**Data provided**.
- - -
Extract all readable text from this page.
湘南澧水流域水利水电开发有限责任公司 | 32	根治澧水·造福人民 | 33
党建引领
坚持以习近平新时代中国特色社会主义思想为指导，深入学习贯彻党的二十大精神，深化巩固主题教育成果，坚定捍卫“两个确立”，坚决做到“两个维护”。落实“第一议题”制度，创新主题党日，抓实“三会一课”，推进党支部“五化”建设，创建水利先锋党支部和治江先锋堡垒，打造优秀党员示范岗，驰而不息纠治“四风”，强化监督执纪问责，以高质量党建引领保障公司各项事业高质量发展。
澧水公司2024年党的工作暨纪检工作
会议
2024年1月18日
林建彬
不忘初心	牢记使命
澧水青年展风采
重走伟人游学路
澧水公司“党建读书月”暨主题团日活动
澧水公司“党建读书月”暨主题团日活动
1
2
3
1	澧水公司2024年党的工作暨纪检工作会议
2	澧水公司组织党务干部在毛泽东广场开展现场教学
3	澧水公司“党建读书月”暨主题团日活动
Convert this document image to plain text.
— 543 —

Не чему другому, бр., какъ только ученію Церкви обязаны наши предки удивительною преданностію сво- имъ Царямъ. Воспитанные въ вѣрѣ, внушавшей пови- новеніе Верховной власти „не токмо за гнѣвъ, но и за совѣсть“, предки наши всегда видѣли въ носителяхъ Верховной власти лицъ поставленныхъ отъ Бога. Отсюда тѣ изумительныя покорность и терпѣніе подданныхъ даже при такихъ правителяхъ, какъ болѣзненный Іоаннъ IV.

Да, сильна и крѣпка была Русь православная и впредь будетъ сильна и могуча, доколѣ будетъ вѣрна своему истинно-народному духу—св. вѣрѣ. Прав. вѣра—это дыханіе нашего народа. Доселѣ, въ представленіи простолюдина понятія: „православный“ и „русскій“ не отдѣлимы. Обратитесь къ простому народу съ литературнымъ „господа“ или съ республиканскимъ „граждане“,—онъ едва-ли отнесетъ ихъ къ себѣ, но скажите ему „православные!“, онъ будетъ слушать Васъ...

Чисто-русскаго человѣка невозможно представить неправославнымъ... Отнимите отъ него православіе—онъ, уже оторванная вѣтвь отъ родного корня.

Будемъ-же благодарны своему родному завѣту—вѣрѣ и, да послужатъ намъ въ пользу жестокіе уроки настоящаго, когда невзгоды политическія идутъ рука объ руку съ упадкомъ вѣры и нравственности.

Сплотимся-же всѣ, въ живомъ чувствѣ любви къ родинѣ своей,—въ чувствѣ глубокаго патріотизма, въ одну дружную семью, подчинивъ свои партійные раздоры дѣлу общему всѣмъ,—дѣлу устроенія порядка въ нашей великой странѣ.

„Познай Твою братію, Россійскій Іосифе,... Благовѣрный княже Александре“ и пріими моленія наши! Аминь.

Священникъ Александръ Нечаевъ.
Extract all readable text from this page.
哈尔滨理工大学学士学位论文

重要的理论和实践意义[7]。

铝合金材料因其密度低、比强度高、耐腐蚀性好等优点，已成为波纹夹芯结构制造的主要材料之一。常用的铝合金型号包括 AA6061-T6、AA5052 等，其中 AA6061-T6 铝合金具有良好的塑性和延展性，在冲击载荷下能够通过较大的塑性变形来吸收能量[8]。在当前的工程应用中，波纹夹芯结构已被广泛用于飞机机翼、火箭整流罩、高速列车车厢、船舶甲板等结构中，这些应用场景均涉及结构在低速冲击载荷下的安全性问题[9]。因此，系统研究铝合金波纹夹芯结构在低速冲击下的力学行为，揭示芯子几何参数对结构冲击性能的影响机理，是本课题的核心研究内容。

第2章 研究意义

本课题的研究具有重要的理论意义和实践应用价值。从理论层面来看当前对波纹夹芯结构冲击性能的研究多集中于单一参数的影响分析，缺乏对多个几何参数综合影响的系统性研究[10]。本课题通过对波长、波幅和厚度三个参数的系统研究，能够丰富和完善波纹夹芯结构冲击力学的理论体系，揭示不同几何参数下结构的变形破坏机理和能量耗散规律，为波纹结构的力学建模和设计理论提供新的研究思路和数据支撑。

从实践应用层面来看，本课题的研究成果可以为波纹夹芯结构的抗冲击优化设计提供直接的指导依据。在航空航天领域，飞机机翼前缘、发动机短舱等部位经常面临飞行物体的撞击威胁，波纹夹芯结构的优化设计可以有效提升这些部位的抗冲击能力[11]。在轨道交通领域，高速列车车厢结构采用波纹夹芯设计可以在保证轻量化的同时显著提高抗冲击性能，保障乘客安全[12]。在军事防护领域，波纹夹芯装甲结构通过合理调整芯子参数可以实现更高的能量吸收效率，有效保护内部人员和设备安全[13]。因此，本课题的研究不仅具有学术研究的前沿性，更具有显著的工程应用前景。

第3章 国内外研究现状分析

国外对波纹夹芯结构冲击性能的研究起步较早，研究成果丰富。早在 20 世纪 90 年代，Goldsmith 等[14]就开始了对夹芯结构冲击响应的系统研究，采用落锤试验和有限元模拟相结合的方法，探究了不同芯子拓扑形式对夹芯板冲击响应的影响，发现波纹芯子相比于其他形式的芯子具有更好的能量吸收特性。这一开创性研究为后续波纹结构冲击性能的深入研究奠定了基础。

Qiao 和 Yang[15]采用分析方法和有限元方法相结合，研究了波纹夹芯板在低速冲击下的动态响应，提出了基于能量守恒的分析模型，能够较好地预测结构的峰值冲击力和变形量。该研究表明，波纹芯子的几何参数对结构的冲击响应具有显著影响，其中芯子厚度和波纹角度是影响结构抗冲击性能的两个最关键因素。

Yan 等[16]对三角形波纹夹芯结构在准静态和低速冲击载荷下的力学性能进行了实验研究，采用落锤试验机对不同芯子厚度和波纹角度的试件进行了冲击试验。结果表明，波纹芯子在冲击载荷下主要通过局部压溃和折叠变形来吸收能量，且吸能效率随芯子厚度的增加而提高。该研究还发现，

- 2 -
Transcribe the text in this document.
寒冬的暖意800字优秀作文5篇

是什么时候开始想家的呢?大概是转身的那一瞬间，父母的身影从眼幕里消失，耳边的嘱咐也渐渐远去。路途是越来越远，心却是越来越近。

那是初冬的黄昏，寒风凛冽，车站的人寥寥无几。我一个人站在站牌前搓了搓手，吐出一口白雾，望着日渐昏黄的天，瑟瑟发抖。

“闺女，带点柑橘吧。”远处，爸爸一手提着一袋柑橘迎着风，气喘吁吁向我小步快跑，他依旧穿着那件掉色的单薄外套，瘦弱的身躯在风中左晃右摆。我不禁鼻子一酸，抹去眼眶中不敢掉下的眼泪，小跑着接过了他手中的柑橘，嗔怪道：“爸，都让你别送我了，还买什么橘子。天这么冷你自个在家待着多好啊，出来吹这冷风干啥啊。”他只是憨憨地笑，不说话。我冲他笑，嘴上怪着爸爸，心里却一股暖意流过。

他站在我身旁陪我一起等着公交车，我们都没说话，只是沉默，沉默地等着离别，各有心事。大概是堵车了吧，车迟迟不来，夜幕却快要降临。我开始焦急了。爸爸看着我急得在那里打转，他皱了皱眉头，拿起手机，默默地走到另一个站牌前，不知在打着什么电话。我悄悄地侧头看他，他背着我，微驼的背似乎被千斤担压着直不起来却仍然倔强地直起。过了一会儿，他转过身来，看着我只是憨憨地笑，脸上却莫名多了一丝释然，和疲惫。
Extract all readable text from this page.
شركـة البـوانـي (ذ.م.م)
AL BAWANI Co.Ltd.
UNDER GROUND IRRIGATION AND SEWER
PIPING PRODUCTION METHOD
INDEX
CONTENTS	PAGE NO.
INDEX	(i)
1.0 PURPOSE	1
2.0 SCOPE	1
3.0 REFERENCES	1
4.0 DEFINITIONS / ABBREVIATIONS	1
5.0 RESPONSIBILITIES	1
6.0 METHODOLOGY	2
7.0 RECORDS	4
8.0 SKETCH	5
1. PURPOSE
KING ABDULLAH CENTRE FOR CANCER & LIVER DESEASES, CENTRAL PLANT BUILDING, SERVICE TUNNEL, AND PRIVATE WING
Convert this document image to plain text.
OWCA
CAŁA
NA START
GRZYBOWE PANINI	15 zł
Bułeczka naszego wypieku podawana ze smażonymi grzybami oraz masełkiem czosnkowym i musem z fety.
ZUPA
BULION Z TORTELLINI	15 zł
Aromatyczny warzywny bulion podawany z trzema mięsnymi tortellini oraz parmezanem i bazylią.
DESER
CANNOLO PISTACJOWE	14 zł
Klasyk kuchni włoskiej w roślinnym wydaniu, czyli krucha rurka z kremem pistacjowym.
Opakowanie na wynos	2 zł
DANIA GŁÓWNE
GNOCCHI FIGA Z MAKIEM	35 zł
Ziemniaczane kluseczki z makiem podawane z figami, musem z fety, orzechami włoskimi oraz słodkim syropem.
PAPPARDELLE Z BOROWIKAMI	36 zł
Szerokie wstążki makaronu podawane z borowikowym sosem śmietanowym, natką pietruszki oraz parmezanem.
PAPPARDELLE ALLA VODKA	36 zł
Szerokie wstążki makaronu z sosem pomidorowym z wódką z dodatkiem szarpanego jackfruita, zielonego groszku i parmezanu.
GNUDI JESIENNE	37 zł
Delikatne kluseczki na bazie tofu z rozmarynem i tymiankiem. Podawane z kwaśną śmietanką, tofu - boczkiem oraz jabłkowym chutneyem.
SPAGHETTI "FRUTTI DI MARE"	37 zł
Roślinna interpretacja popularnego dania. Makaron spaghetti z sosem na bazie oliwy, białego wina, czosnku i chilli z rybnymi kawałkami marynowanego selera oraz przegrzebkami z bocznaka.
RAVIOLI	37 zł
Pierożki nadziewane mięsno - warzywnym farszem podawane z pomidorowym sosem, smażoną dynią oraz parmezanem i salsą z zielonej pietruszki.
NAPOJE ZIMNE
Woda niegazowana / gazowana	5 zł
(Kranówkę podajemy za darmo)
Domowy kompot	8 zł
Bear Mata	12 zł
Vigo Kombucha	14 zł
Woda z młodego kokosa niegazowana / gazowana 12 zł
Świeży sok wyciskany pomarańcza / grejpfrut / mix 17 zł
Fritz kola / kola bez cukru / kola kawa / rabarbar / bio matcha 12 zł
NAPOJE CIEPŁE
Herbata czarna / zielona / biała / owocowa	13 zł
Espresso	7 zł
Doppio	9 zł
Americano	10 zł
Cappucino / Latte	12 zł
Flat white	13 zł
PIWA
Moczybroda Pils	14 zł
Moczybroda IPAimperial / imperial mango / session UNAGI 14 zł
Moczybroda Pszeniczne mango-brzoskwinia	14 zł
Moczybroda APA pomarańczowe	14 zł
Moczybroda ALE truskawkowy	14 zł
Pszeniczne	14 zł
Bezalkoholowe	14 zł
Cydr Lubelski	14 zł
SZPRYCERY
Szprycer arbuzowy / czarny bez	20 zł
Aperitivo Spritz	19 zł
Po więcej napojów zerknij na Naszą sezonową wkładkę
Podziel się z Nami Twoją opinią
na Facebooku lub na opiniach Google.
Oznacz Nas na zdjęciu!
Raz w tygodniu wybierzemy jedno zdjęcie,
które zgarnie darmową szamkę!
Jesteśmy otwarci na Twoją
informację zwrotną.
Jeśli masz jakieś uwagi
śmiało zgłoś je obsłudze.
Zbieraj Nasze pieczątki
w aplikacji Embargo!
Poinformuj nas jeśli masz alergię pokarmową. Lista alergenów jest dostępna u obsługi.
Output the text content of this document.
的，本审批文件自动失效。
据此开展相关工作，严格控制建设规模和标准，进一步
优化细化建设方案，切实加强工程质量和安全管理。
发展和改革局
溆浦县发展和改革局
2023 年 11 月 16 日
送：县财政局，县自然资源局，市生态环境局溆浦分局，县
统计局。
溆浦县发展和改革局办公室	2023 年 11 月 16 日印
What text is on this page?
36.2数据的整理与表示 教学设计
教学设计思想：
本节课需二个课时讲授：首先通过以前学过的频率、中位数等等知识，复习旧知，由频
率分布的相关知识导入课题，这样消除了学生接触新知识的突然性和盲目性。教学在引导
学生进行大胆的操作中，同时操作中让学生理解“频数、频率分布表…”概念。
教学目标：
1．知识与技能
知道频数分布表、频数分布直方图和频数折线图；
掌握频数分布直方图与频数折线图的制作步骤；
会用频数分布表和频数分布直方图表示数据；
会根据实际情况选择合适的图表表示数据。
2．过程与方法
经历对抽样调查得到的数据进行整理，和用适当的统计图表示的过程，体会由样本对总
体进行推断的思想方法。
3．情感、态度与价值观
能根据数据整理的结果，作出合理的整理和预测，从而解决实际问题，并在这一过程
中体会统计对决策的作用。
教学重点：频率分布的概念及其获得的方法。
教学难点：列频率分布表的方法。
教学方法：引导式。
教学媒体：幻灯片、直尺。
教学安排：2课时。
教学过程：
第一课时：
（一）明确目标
- - -
**Task to carry out**. Quote, without any change, each line from the one that contains "What text is on this page?" through the end of the material.

**Reply**.
What text is on this page?
36.2数据的整理与表示 教学设计
教学设计思想：
本节课需二个课时讲授：首先通过以前学过的频率、中位数等等知识，复习旧知，由频
率分布的相关知识导入课题，这样消除了学生接触新知识的突然性和盲目性。教学在引导
学生进行大胆的操作中，同时操作中让学生理解“频数、频率分布表…”概念。
教学目标：
1．知识与技能
知道频数分布表、频数分布直方图和频数折线图；
掌握频数分布直方图与频数折线图的制作步骤；
会用频数分布表和频数分布直方图表示数据；
会根据实际情况选择合适的图表表示数据。
2．过程与方法
经历对抽样调查得到的数据进行整理，和用适当的统计图表示的过程，体会由样本对总
体进行推断的思想方法。
3．情感、态度与价值观
能根据数据整理的结果，作出合理的整理和预测，从而解决实际问题，并在这一过程
中体会统计对决策的作用。
教学重点：频率分布的概念及其获得的方法。
教学难点：列频率分布表的方法。
教学方法：引导式。
教学媒体：幻灯片、直尺。
教学安排：2课时。
教学过程：
第一课时：
（一）明确目标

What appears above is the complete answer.